* [Supplied material]
########

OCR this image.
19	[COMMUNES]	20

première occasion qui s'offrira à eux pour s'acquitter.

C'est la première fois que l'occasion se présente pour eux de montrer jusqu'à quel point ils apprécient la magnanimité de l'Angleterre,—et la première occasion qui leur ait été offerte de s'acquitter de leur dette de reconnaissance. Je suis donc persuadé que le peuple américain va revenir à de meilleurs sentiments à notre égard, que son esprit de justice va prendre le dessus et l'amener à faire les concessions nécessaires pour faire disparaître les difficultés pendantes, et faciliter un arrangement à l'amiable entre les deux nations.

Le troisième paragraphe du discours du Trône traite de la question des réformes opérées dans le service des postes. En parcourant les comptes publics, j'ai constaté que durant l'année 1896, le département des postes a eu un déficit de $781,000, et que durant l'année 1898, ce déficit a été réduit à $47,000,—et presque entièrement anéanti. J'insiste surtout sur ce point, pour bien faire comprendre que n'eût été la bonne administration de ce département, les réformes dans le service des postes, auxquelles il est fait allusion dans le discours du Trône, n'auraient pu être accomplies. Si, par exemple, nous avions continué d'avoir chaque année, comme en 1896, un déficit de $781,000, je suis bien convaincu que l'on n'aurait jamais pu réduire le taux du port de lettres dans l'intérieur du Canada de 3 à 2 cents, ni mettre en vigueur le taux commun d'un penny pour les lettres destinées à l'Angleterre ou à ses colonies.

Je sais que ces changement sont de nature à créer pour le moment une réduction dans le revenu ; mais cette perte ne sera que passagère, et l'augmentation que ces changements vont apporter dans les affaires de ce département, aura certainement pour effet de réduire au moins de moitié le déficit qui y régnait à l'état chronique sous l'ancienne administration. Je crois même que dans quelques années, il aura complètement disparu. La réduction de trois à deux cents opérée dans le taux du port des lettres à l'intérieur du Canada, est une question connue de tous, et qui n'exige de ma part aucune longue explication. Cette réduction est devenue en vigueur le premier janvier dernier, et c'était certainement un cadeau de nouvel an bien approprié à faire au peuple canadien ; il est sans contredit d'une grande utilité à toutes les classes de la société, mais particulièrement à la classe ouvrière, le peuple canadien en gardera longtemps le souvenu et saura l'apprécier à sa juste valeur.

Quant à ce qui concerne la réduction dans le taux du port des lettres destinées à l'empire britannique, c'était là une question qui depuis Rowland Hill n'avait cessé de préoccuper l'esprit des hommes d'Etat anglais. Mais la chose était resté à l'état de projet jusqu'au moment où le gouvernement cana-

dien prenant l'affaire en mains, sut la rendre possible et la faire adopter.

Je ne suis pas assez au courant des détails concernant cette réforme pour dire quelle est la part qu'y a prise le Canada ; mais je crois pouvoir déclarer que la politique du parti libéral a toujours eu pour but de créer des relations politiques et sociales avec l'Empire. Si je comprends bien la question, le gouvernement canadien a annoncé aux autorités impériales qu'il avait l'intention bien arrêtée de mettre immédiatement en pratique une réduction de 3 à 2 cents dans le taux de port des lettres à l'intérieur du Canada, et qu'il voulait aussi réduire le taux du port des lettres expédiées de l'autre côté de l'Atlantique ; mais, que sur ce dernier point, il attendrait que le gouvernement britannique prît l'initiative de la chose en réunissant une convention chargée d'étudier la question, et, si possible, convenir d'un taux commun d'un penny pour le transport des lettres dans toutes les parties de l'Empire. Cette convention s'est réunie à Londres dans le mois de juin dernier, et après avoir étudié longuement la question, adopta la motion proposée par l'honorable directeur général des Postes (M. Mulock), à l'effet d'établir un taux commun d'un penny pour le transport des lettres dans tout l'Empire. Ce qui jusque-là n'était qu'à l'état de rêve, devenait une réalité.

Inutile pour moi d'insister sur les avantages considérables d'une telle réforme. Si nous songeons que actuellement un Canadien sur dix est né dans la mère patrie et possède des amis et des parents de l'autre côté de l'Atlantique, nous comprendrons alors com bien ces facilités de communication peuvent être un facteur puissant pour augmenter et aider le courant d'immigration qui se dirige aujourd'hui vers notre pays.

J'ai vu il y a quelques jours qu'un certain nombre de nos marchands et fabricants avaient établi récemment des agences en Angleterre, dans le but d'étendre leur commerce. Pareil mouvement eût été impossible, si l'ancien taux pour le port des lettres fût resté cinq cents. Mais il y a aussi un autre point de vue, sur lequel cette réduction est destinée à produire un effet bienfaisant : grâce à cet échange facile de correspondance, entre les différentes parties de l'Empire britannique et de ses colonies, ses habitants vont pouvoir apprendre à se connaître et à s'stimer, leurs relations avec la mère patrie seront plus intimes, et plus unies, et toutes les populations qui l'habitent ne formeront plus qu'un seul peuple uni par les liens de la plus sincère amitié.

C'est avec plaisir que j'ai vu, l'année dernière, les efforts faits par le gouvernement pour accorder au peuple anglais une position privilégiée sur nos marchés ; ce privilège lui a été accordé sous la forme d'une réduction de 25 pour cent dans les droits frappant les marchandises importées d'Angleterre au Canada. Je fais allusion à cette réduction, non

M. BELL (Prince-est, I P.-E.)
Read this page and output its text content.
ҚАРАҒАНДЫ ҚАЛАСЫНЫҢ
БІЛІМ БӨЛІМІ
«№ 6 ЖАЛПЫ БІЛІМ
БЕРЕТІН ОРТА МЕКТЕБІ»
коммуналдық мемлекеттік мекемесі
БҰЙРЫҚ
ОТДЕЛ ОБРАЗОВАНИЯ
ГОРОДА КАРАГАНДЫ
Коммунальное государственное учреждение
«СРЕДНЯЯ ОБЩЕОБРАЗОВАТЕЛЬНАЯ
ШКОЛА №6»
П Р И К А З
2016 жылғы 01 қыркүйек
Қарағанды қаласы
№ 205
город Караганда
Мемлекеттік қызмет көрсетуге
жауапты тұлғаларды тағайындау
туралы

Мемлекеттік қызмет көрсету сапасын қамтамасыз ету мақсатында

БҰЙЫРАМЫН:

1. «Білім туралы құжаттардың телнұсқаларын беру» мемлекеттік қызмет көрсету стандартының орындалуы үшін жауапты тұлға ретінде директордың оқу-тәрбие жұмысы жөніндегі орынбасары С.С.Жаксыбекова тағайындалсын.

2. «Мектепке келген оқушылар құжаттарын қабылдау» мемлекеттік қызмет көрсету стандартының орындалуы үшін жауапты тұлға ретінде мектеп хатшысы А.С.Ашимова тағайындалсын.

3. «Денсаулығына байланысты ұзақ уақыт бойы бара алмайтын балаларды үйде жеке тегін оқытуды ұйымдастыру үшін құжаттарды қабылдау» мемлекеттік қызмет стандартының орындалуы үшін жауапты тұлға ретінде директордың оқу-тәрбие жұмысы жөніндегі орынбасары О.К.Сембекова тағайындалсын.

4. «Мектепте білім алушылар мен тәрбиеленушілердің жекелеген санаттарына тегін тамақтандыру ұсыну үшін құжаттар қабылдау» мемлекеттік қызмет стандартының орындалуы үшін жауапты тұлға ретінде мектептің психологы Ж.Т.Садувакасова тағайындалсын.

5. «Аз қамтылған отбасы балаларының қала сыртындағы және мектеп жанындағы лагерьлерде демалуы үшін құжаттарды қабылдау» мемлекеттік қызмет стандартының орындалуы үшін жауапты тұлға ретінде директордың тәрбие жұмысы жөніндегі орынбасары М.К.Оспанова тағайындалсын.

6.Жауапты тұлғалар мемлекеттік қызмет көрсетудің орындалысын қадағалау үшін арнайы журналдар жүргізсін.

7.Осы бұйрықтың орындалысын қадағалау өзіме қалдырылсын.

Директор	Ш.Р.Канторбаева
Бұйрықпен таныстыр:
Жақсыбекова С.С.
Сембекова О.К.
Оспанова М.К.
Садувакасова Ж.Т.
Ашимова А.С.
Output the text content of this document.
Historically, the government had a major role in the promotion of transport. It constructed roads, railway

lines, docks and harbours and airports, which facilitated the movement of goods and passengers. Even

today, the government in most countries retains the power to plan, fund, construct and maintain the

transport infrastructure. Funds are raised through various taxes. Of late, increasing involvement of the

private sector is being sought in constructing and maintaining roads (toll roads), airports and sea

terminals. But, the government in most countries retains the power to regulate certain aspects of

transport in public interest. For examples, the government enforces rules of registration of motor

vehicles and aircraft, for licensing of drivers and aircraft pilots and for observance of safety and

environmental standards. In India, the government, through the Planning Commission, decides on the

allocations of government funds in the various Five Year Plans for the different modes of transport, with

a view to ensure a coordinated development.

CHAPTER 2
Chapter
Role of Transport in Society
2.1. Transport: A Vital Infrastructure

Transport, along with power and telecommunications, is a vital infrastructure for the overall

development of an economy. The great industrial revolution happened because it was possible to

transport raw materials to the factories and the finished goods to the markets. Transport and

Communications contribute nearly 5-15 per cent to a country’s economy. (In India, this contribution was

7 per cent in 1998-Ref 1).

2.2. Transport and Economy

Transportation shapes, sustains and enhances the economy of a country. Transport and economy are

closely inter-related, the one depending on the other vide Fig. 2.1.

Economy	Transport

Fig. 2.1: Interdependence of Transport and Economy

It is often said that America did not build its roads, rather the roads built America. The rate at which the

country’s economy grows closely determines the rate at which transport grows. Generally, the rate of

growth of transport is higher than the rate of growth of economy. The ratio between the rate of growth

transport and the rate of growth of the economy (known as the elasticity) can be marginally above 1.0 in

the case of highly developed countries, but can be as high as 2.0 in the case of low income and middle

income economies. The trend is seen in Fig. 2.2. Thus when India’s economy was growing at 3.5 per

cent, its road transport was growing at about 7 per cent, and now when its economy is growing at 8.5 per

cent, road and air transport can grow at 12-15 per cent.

########

* [Problem to work on] Which lines include the word "sous"? List them all.

* [Result of this exercise]
Je sais que ces changement sont de nature à créer pour le moment une réduction dans le revenu ; mais cette perte ne sera que passagère, et l'augmentation que ces changements vont apporter dans les affaires de ce département, aura certainement pour effet de réduire au moins de moitié le déficit qui y régnait à l'état chronique sous l'ancienne administration. Je crois même que dans quelques années, il aura complètement disparu. La réduction de trois à deux cents opérée dans le taux du port des lettres à l'intérieur du Canada, est une question connue de tous, et qui n'exige de ma part aucune longue explication. Cette réduction est devenue en vigueur le premier janvier dernier, et c'était certainement un cadeau de nouvel an bien approprié à faire au peuple canadien ; il est sans contredit d'une grande utilité à toutes les classes de la société, mais particulièrement à la classe ouvrière, le peuple canadien en gardera longtemps le souvenu et saura l'apprécier à sa juste valeur.
C'est avec plaisir que j'ai vu, l'année dernière, les efforts faits par le gouvernement pour accorder au peuple anglais une position privilégiée sur nos marchés ; ce privilège lui a été accordé sous la forme d'une réduction de 25 pour cent dans les droits frappant les marchandises importées d'Angleterre au Canada. Je fais allusion à cette réduction, non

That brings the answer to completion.